## Excerpted text
_ _ _ _ _ _ _

Right now, governments have the ability to inflate their currencies to pay for their excessive spending. If non-governmental instruments become stronger than reserve currencies then it will create a novel situation where they can't inflate away the debt even if every other government is doing it. That is new territory. Companies that generate and preserve value on a global basis will have financial instruments that are de facto currencies, much in the way gold is.

That would be an interesting time.

4 comments

National currencies are legal tender in the issuing nation (or in EU Euro states, in case of the Euro), while everything else isn't. This makes a lot of difference.
Companies do have "currencies" that can hold value independent of FX - secured bonds. Otherwise, commodities take the role of liquid non-fiat value holders. Substituting a government-backed currency with a corporate-backed one is a terrible idea given that a corporate is subjugated to a sovereign (and pays its debt in sovereign currency [ignoring the marginal role in-kind bond payments play]). Thus, one is accepting an inherently inferior proposition.

It should be noted, though, that many multinationals' bonds trade healthier than many sovereigns' currencies.

_ _ _ _ _ _ _

## Provided records

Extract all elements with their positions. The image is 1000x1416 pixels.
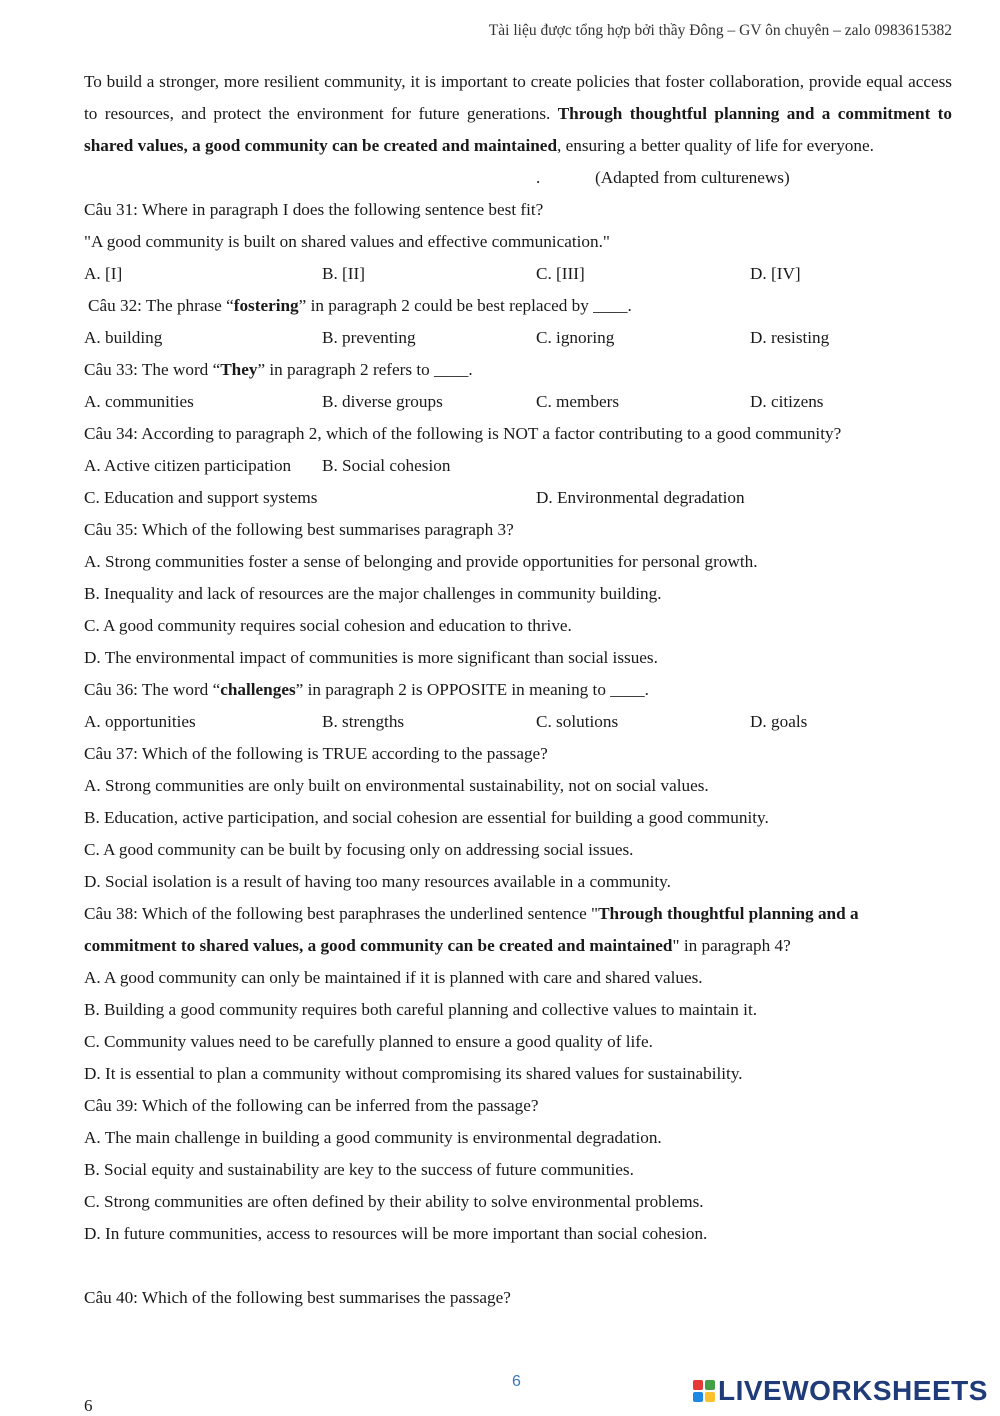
option-d[interactable]: D. Social isolation is a result of having too many resources available in a community. [84,872,671,891]
question-37-stem: Câu 37: Which of the following is TRUE according to the passage? [84,744,548,763]
page-number-left: 6 [84,1396,93,1415]
question-32-options [84,322,952,354]
option-d[interactable]: D. [IV] [750,264,801,283]
option-a[interactable]: A. opportunities [84,712,196,731]
question-31-quote: "A good community is built on shared values and effective communication." [84,232,610,251]
option-c[interactable]: C. Strong communities are often defined by their ability to solve environmental problems. [84,1192,704,1211]
option-b[interactable]: B. Social cohesion [322,456,451,475]
q33-post: ” in paragraph 2 refers to ____. [257,360,473,379]
option-d[interactable]: D. citizens [750,392,824,411]
option-d[interactable]: D. The environmental impact of communities is more significant than social issues. [84,648,658,667]
q38-bold-part1: Through thoughtful planning and a [598,904,859,923]
liveworksheets-logo-text: LIVEWORKSHEETS [718,1375,988,1406]
question-38-stem-line2 [84,930,952,962]
passage-text-1: To build a stronger, more resilient community, it is important to create policies that foster collaboration, provide equal access to resources, and protect the environment for future generations. [84,72,952,123]
option-c[interactable]: C. [III] [536,264,585,283]
q36-post: ” in paragraph 2 is OPPOSITE in meaning to ____. [295,680,649,699]
option-a[interactable]: A. Strong communities foster a sense of belonging and provide opportunities for personal growth. [84,552,758,571]
logo-square-4 [705,1392,715,1402]
option-b[interactable]: B. strengths [322,712,405,731]
passage-bold-sentence: Through thoughtful planning and a commitment to shared values, a good community can be created and maintained [84,104,952,155]
page-number-center: 6 [512,1373,521,1390]
option-c[interactable]: C. ignoring [536,328,615,347]
question-34-options-row2 [84,482,952,514]
option-b[interactable]: B. [II] [322,264,365,283]
q32-keyword: fostering [233,296,299,315]
option-a[interactable]: A. building [84,328,163,347]
option-a[interactable]: A. Strong communities are only built on environmental sustainability, not on social values. [84,776,709,795]
option-c[interactable]: C. Education and support systems [84,488,318,507]
q38-bold-part2: commitment to shared values, a good community can be created and maintained [84,936,673,955]
logo-square-2 [705,1380,715,1390]
question-33-stem [84,354,952,386]
question-36-stem [84,674,952,706]
q38-post: " in paragraph 4? [672,936,791,955]
passage-text-2: , ensuring a better quality of life for everyone. [557,136,874,155]
q36-keyword: challenges [220,680,296,699]
option-b[interactable]: B. Building a good community requires both careful planning and collective values to maintain it. [84,1000,758,1019]
option-c[interactable]: C. members [536,392,620,411]
option-c[interactable]: C. Community values need to be carefully planned to ensure a good quality of life. [84,1032,653,1051]
question-35-stem: Câu 35: Which of the following best summarises paragraph 3? [84,520,514,539]
option-a[interactable]: A. A good community can only be maintained if it is planned with care and shared values. [84,968,703,987]
passage-paragraph [84,66,952,162]
question-34-options-row1 [84,450,952,482]
question-36-options [84,706,952,738]
option-c[interactable]: C. A good community can be built by focusing only on addressing social issues. [84,840,634,859]
logo-square-1 [693,1380,703,1390]
option-a[interactable]: A. The main challenge in building a good community is environmental degradation. [84,1128,662,1147]
liveworksheets-logo[interactable] [693,1376,988,1406]
question-32-stem [84,290,952,322]
logo-square-3 [693,1392,703,1402]
option-b[interactable]: B. preventing [322,328,416,347]
question-33-options [84,386,952,418]
option-c[interactable]: C. A good community requires social cohesion and education to thrive. [84,616,572,635]
source-line [84,162,952,194]
spacer [84,1250,952,1282]
option-d[interactable]: D. Environmental degradation [536,488,745,507]
page-header: Tài liệu được tổng hợp bởi thầy Đông – GV ôn chuyên – zalo 0983615382 [488,22,952,39]
q38-pre: Câu 38: Which of the following best paraphrases the underlined sentence " [84,904,599,923]
option-b[interactable]: B. Social equity and sustainability are key to the success of future communities. [84,1160,634,1179]
question-34-stem: Câu 34: According to paragraph 2, which of the following is NOT a factor contributing to a good community? [84,424,842,443]
q33-keyword: They [220,360,258,379]
option-a[interactable]: A. Active citizen participation [84,456,292,475]
question-31-options [84,258,952,290]
option-b[interactable]: B. Education, active participation, and social cohesion are essential for building a good community. [84,808,769,827]
question-40-stem: Câu 40: Which of the following best summarises the passage? [84,1288,511,1307]
source-citation: (Adapted from culturenews) [595,168,790,187]
option-c[interactable]: C. solutions [536,712,619,731]
option-d[interactable]: D. resisting [750,328,830,347]
q32-pre: Câu 32: The phrase “ [88,296,234,315]
q32-post: ” in paragraph 2 could be best replaced by ____. [298,296,632,315]
q33-pre: Câu 33: The word “ [84,360,221,379]
option-d[interactable]: D. goals [750,712,808,731]
option-a[interactable]: A. [I] [84,264,123,283]
question-31-stem: Câu 31: Where in paragraph I does the following sentence best fit? [84,200,544,219]
document-body [84,66,952,1314]
question-38-stem-line1 [84,898,952,930]
q36-pre: Câu 36: The word “ [84,680,221,699]
source-dot: . [536,168,541,187]
option-a[interactable]: A. communities [84,392,194,411]
option-b[interactable]: B. diverse groups [322,392,443,411]
option-b[interactable]: B. Inequality and lack of resources are the major challenges in community building. [84,584,662,603]
liveworksheets-logo-icon [693,1380,715,1402]
question-39-stem: Câu 39: Which of the following can be inferred from the passage? [84,1096,539,1115]
option-d[interactable]: D. It is essential to plan a community without compromising its shared values for sustainability. [84,1064,743,1083]
option-d[interactable]: D. In future communities, access to resources will be more important than social cohesion. [84,1224,708,1243]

_ _ _ _ _ _ _

## Objective A
Answer these about the currency text, one answer per line, marked like the questions:
(i) What status do national currencies hold in the issuing nation?
(ii) What does the text name as the "currencies" companies have that can hold value independent of FX?
(iii) What role does the text say commodities take otherwise?
## Objective B
Output the lines of the records as a JSON list of strings, one string per line and no blank lines, starting with the line containing "option-d[interactable]: D. Social" and going on through the line containing "question-34-options-row2 [84,482,952,514]".

## Final answer A
(i) They are legal tender.
(ii) Secured bonds.
(iii) The role of liquid non-fiat value holders.

## Final answer B
[
  "option-d[interactable]: D. Social isolation is a result of having too many resources available in a community. [84,872,671,891]",
  "question-37-stem: Câu 37: Which of the following is TRUE according to the passage? [84,744,548,763]",
  "page-number-left: 6 [84,1396,93,1415]",
  "question-32-options [84,322,952,354]",
  "option-d[interactable]: D. [IV] [750,264,801,283]",
  "option-a[interactable]: A. opportunities [84,712,196,731]",
  "question-31-quote: \"A good community is built on shared values and effective communication.\" [84,232,610,251]",
  "option-c[interactable]: C. Strong communities are often defined by their ability to solve environmental problems. [84,1192,704,1211]",
  "option-b[interactable]: B. Social cohesion [322,456,451,475]",
  "q33-post: ” in paragraph 2 refers to ____. [257,360,473,379]",
  "option-d[interactable]: D. citizens [750,392,824,411]",
  "option-d[interactable]: D. The environmental impact of communities is more significant than social issues. [84,648,658,667]",
  "q38-bold-part1: Through thoughtful planning and a [598,904,859,923]",
  "liveworksheets-logo-text: LIVEWORKSHEETS [718,1375,988,1406]",
  "question-38-stem-line2 [84,930,952,962]",
  "passage-text-1: To build a stronger, more resilient community, it is important to create policies that foster collaboration, provide equal access to resources, and protect the environment for future generations. [84,72,952,123]",
  "option-c[interactable]: C. [III] [536,264,585,283]",
  "q36-post: ” in paragraph 2 is OPPOSITE in meaning to ____. [295,680,649,699]",
  "option-a[interactable]: A. Strong communities foster a sense of belonging and provide opportunities for personal growth. [84,552,758,571]",
  "logo-square-4 [705,1392,715,1402]",
  "option-b[interactable]: B. strengths [322,712,405,731]",
  "passage-bold-sentence: Through thoughtful planning and a commitment to shared values, a good community can be created and maintained [84,104,952,155]",
  "page-number-center: 6 [512,1373,521,1390]",
  "option-c[interactable]: C. ignoring [536,328,615,347]",
  "question-34-options-row2 [84,482,952,514]"
]